■ Given request
Each record must be retyped in full. No character may differ.

■ Excerpts from a figure dataset
[Start]

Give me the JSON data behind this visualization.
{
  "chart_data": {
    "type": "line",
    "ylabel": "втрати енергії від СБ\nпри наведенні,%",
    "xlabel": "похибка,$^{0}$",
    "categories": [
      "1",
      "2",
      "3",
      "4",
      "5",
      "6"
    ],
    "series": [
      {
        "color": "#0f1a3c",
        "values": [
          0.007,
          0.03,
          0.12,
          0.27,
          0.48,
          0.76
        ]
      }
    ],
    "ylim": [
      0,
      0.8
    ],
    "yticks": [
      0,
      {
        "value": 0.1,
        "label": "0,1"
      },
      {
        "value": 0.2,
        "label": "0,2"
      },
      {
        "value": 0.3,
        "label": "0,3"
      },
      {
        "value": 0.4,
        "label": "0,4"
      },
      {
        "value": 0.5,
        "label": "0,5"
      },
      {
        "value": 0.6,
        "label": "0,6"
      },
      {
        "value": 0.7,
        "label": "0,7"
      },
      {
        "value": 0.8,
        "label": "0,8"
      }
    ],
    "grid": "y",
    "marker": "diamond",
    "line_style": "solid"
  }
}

[End]

■ The reply
Give me the JSON data behind this visualization.
{
  "chart_data": {
    "type": "line",
    "ylabel": "втрати енергії від СБ\nпри наведенні,%",
    "xlabel": "похибка,$^{0}$",
    "categories": [
      "1",
      "2",
      "3",
      "4",
      "5",
      "6"
    ],
    "series": [
      {
        "color": "#0f1a3c",
        "values": [
          0.007,
          0.03,
          0.12,
          0.27,
          0.48,
          0.76
        ]
      }
    ],
    "ylim": [
      0,
      0.8
    ],
    "yticks": [
      0,
      {
        "value": 0.1,
        "label": "0,1"
      },
      {
        "value": 0.2,
        "label": "0,2"
      },
      {
        "value": 0.3,
        "label": "0,3"
      },
      {
        "value": 0.4,
        "label": "0,4"
      },
      {
        "value": 0.5,
        "label": "0,5"
      },
      {
        "value": 0.6,
        "label": "0,6"
      },
      {
        "value": 0.7,
        "label": "0,7"
      },
      {
        "value": 0.8,
        "label": "0,8"
      }
    ],
    "grid": "y",
    "marker": "diamond",
    "line_style": "solid"
  }
}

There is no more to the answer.